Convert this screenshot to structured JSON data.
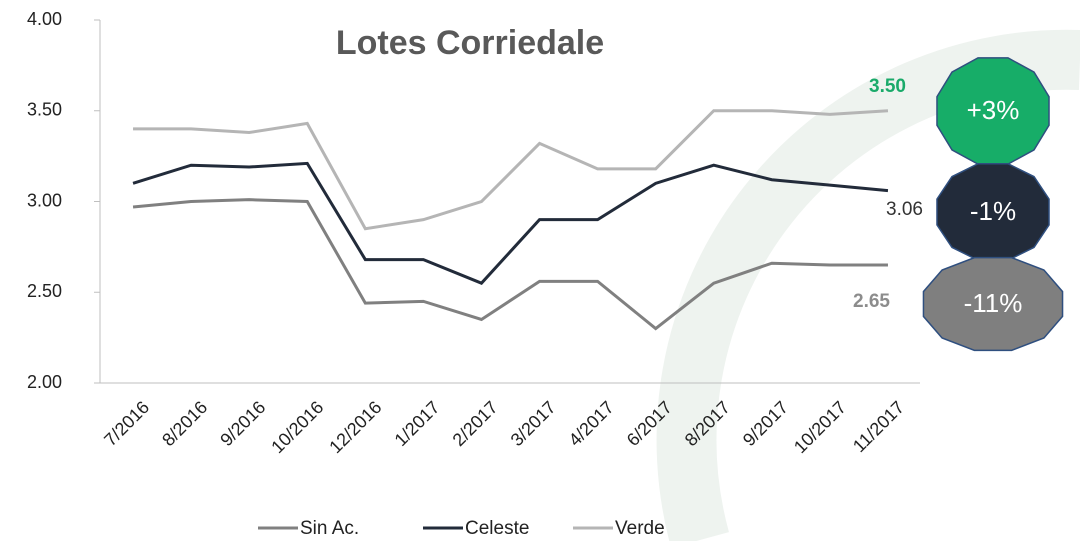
{
  "chart_data": {
    "type": "line",
    "title": "Lotes Corriedale",
    "categories": [
      "7/2016",
      "8/2016",
      "9/2016",
      "10/2016",
      "12/2016",
      "1/2017",
      "2/2017",
      "3/2017",
      "4/2017",
      "6/2017",
      "8/2017",
      "9/2017",
      "10/2017",
      "11/2017"
    ],
    "series": [
      {
        "name": "Sin Ac.",
        "color": "#808080",
        "values": [
          2.97,
          3.0,
          3.01,
          3.0,
          2.44,
          2.45,
          2.35,
          2.56,
          2.56,
          2.3,
          2.55,
          2.66,
          2.65,
          2.65
        ]
      },
      {
        "name": "Celeste",
        "color": "#222b3a",
        "values": [
          3.1,
          3.2,
          3.19,
          3.21,
          2.68,
          2.68,
          2.55,
          2.9,
          2.9,
          3.1,
          3.2,
          3.12,
          3.09,
          3.06
        ]
      },
      {
        "name": "Verde",
        "color": "#b5b5b5",
        "values": [
          3.4,
          3.4,
          3.38,
          3.43,
          2.85,
          2.9,
          3.0,
          3.32,
          3.18,
          3.18,
          3.5,
          3.5,
          3.48,
          3.5
        ]
      }
    ],
    "ylim": [
      2.0,
      4.0
    ],
    "yticks": [
      {
        "value": 2.0,
        "label": "2.00"
      },
      {
        "value": 2.5,
        "label": "2.50"
      },
      {
        "value": 3.0,
        "label": "3.00"
      },
      {
        "value": 3.5,
        "label": "3.50"
      },
      {
        "value": 4.0,
        "label": "4.00"
      }
    ],
    "annotations": [
      {
        "text": "3.50",
        "color": "#1aaa6a"
      },
      {
        "text": "3.06",
        "color": "#333333"
      },
      {
        "text": "2.65",
        "color": "#8c8c8c"
      }
    ],
    "badges": [
      {
        "text": "+3%",
        "color": "#17ad68"
      },
      {
        "text": "-1%",
        "color": "#222b3a"
      },
      {
        "text": "-11%",
        "color": "#7f7f7f"
      }
    ],
    "legend": "bottom"
  }
}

> [Stated problem] Write the lines above out again exactly, without any of their pictures.

> [Solution to the exercise]
Convert this screenshot to structured JSON data.
{
  "chart_data": {
    "type": "line",
    "title": "Lotes Corriedale",
    "categories": [
      "7/2016",
      "8/2016",
      "9/2016",
      "10/2016",
      "12/2016",
      "1/2017",
      "2/2017",
      "3/2017",
      "4/2017",
      "6/2017",
      "8/2017",
      "9/2017",
      "10/2017",
      "11/2017"
    ],
    "series": [
      {
        "name": "Sin Ac.",
        "color": "#808080",
        "values": [
          2.97,
          3.0,
          3.01,
          3.0,
          2.44,
          2.45,
          2.35,
          2.56,
          2.56,
          2.3,
          2.55,
          2.66,
          2.65,
          2.65
        ]
      },
      {
        "name": "Celeste",
        "color": "#222b3a",
        "values": [
          3.1,
          3.2,
          3.19,
          3.21,
          2.68,
          2.68,
          2.55,
          2.9,
          2.9,
          3.1,
          3.2,
          3.12,
          3.09,
          3.06
        ]
      },
      {
        "name": "Verde",
        "color": "#b5b5b5",
        "values": [
          3.4,
          3.4,
          3.38,
          3.43,
          2.85,
          2.9,
          3.0,
          3.32,
          3.18,
          3.18,
          3.5,
          3.5,
          3.48,
          3.5
        ]
      }
    ],
    "ylim": [
      2.0,
      4.0
    ],
    "yticks": [
      {
        "value": 2.0,
        "label": "2.00"
      },
      {
        "value": 2.5,
        "label": "2.50"
      },
      {
        "value": 3.0,
        "label": "3.00"
      },
      {
        "value": 3.5,
        "label": "3.50"
      },
      {
        "value": 4.0,
        "label": "4.00"
      }
    ],
    "annotations": [
      {
        "text": "3.50",
        "color": "#1aaa6a"
      },
      {
        "text": "3.06",
        "color": "#333333"
      },
      {
        "text": "2.65",
        "color": "#8c8c8c"
      }
    ],
    "badges": [
      {
        "text": "+3%",
        "color": "#17ad68"
      },
      {
        "text": "-1%",
        "color": "#222b3a"
      },
      {
        "text": "-11%",
        "color": "#7f7f7f"
      }
    ],
    "legend": "bottom"
  }
}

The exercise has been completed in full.